Every line below should be repeated exactly.

◆ ◆ ◆

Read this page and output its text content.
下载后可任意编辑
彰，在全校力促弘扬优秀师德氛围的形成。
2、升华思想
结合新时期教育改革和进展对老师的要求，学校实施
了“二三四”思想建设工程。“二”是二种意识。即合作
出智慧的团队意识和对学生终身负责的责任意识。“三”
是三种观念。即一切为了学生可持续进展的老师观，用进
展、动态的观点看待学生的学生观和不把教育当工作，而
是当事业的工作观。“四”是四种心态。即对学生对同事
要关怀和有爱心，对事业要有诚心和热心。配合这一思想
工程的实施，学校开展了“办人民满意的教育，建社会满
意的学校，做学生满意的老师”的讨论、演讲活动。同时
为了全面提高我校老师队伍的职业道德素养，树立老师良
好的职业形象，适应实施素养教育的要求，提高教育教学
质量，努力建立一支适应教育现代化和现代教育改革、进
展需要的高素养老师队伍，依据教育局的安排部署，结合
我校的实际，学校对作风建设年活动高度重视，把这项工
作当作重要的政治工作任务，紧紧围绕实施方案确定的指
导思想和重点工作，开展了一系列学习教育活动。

◆ ◆ ◆

**Solution for this problem:**
Read this page and output its text content.
下载后可任意编辑
彰，在全校力促弘扬优秀师德氛围的形成。
2、升华思想
结合新时期教育改革和进展对老师的要求，学校实施
了“二三四”思想建设工程。“二”是二种意识。即合作
出智慧的团队意识和对学生终身负责的责任意识。“三”
是三种观念。即一切为了学生可持续进展的老师观，用进
展、动态的观点看待学生的学生观和不把教育当工作，而
是当事业的工作观。“四”是四种心态。即对学生对同事
要关怀和有爱心，对事业要有诚心和热心。配合这一思想
工程的实施，学校开展了“办人民满意的教育，建社会满
意的学校，做学生满意的老师”的讨论、演讲活动。同时
为了全面提高我校老师队伍的职业道德素养，树立老师良
好的职业形象，适应实施素养教育的要求，提高教育教学
质量，努力建立一支适应教育现代化和现代教育改革、进
展需要的高素养老师队伍，依据教育局的安排部署，结合
我校的实际，学校对作风建设年活动高度重视，把这项工
作当作重要的政治工作任务，紧紧围绕实施方案确定的指
导思想和重点工作，开展了一系列学习教育活动。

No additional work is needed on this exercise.